─── Material to process
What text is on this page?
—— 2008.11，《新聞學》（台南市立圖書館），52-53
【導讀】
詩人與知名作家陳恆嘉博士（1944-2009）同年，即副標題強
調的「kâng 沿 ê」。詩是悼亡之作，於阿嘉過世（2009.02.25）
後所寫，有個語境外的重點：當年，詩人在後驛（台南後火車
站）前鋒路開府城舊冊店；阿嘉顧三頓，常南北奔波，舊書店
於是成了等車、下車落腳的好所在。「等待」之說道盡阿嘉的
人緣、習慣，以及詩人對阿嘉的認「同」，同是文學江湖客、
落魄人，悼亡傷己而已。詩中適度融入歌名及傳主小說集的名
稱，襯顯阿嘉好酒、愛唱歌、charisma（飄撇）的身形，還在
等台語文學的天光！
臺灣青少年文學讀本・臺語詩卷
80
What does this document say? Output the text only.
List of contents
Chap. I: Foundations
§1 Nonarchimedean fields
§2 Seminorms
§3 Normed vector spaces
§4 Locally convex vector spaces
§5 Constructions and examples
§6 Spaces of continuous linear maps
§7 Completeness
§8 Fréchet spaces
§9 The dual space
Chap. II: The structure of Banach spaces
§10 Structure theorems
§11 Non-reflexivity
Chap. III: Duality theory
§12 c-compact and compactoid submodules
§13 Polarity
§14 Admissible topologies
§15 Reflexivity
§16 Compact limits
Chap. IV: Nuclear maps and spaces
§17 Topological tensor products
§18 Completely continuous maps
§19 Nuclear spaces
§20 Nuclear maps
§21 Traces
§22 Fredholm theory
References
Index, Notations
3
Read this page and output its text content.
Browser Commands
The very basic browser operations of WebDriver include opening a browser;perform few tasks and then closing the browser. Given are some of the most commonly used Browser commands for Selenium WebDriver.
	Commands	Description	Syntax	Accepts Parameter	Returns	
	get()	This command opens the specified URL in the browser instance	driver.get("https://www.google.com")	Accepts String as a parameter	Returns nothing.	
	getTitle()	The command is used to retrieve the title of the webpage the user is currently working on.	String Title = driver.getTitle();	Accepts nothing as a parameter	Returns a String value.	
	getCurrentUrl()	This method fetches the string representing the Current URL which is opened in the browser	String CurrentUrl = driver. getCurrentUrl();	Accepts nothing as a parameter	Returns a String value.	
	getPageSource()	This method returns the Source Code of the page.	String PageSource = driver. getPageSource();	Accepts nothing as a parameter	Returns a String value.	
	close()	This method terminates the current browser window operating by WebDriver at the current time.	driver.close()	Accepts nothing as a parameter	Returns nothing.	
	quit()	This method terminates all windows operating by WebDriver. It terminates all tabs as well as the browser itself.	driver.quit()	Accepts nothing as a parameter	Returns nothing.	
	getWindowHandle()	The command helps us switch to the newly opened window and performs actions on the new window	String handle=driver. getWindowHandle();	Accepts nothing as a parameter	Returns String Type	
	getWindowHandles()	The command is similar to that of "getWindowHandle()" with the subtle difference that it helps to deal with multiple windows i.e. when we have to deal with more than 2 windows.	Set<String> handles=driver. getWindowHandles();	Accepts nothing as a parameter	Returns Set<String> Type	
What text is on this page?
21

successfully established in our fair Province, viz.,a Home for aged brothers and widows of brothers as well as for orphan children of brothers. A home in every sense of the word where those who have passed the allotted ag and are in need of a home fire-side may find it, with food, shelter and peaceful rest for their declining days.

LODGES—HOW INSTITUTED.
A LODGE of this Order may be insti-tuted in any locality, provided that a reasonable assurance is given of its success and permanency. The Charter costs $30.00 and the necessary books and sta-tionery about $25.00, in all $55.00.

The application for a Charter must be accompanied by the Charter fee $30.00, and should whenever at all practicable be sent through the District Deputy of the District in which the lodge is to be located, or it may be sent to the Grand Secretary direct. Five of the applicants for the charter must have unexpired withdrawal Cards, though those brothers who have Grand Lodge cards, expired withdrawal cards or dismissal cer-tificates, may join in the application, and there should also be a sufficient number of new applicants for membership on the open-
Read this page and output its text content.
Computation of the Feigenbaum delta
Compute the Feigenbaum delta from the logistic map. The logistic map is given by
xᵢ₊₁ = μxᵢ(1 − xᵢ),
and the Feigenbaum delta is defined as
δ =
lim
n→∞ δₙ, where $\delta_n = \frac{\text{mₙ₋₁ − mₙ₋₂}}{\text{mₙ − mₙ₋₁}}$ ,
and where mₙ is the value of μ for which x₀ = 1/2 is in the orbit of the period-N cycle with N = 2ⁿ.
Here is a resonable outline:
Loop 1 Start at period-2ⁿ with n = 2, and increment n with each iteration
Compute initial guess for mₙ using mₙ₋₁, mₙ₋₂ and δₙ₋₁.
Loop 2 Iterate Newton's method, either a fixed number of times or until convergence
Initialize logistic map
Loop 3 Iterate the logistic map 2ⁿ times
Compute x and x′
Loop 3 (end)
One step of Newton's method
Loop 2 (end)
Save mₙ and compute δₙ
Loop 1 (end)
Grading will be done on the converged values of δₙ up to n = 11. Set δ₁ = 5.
──────
**Aim:**
Transcribe the material above in its entirety. Match it exactly.

**The solution:**
What text is on this page?
—— 2008.11，《新聞學》（台南市立圖書館），52-53
【導讀】
詩人與知名作家陳恆嘉博士（1944-2009）同年，即副標題強
調的「kâng 沿 ê」。詩是悼亡之作，於阿嘉過世（2009.02.25）
後所寫，有個語境外的重點：當年，詩人在後驛（台南後火車
站）前鋒路開府城舊冊店；阿嘉顧三頓，常南北奔波，舊書店
於是成了等車、下車落腳的好所在。「等待」之說道盡阿嘉的
人緣、習慣，以及詩人對阿嘉的認「同」，同是文學江湖客、
落魄人，悼亡傷己而已。詩中適度融入歌名及傳主小說集的名
稱，襯顯阿嘉好酒、愛唱歌、charisma（飄撇）的身形，還在
等台語文學的天光！
臺灣青少年文學讀本・臺語詩卷
80
What does this document say? Output the text only.
List of contents
Chap. I: Foundations
§1 Nonarchimedean fields
§2 Seminorms
§3 Normed vector spaces
§4 Locally convex vector spaces
§5 Constructions and examples
§6 Spaces of continuous linear maps
§7 Completeness
§8 Fréchet spaces
§9 The dual space
Chap. II: The structure of Banach spaces
§10 Structure theorems
§11 Non-reflexivity
Chap. III: Duality theory
§12 c-compact and compactoid submodules
§13 Polarity
§14 Admissible topologies
§15 Reflexivity
§16 Compact limits
Chap. IV: Nuclear maps and spaces
§17 Topological tensor products
§18 Completely continuous maps
§19 Nuclear spaces
§20 Nuclear maps
§21 Traces
§22 Fredholm theory
References
Index, Notations
3
Read this page and output its text content.
Browser Commands
The very basic browser operations of WebDriver include opening a browser;perform few tasks and then closing the browser. Given are some of the most commonly used Browser commands for Selenium WebDriver.
	Commands	Description	Syntax	Accepts Parameter	Returns	
	get()	This command opens the specified URL in the browser instance	driver.get("https://www.google.com")	Accepts String as a parameter	Returns nothing.	
	getTitle()	The command is used to retrieve the title of the webpage the user is currently working on.	String Title = driver.getTitle();	Accepts nothing as a parameter	Returns a String value.	
	getCurrentUrl()	This method fetches the string representing the Current URL which is opened in the browser	String CurrentUrl = driver. getCurrentUrl();	Accepts nothing as a parameter	Returns a String value.	
	getPageSource()	This method returns the Source Code of the page.	String PageSource = driver. getPageSource();	Accepts nothing as a parameter	Returns a String value.	
	close()	This method terminates the current browser window operating by WebDriver at the current time.	driver.close()	Accepts nothing as a parameter	Returns nothing.	
	quit()	This method terminates all windows operating by WebDriver. It terminates all tabs as well as the browser itself.	driver.quit()	Accepts nothing as a parameter	Returns nothing.	
	getWindowHandle()	The command helps us switch to the newly opened window and performs actions on the new window	String handle=driver. getWindowHandle();	Accepts nothing as a parameter	Returns String Type	
	getWindowHandles()	The command is similar to that of "getWindowHandle()" with the subtle difference that it helps to deal with multiple windows i.e. when we have to deal with more than 2 windows.	Set<String> handles=driver. getWindowHandles();	Accepts nothing as a parameter	Returns Set<String> Type	
What text is on this page?
21

successfully established in our fair Province, viz.,a Home for aged brothers and widows of brothers as well as for orphan children of brothers. A home in every sense of the word where those who have passed the allotted ag and are in need of a home fire-side may find it, with food, shelter and peaceful rest for their declining days.

LODGES—HOW INSTITUTED.
A LODGE of this Order may be insti-tuted in any locality, provided that a reasonable assurance is given of its success and permanency. The Charter costs $30.00 and the necessary books and sta-tionery about $25.00, in all $55.00.

The application for a Charter must be accompanied by the Charter fee $30.00, and should whenever at all practicable be sent through the District Deputy of the District in which the lodge is to be located, or it may be sent to the Grand Secretary direct. Five of the applicants for the charter must have unexpired withdrawal Cards, though those brothers who have Grand Lodge cards, expired withdrawal cards or dismissal cer-tificates, may join in the application, and there should also be a sufficient number of new applicants for membership on the open-
Read this page and output its text content.
Computation of the Feigenbaum delta
Compute the Feigenbaum delta from the logistic map. The logistic map is given by
xᵢ₊₁ = μxᵢ(1 − xᵢ),
and the Feigenbaum delta is defined as
δ =
lim
n→∞ δₙ, where $\delta_n = \frac{\text{mₙ₋₁ − mₙ₋₂}}{\text{mₙ − mₙ₋₁}}$ ,
and where mₙ is the value of μ for which x₀ = 1/2 is in the orbit of the period-N cycle with N = 2ⁿ.
Here is a resonable outline:
Loop 1 Start at period-2ⁿ with n = 2, and increment n with each iteration
Compute initial guess for mₙ using mₙ₋₁, mₙ₋₂ and δₙ₋₁.
Loop 2 Iterate Newton's method, either a fixed number of times or until convergence
Initialize logistic map
Loop 3 Iterate the logistic map 2ⁿ times
Compute x and x′
Loop 3 (end)
One step of Newton's method
Loop 2 (end)
Save mₙ and compute δₙ
Loop 1 (end)
Grading will be done on the converged values of δₙ up to n = 11. Set δ₁ = 5.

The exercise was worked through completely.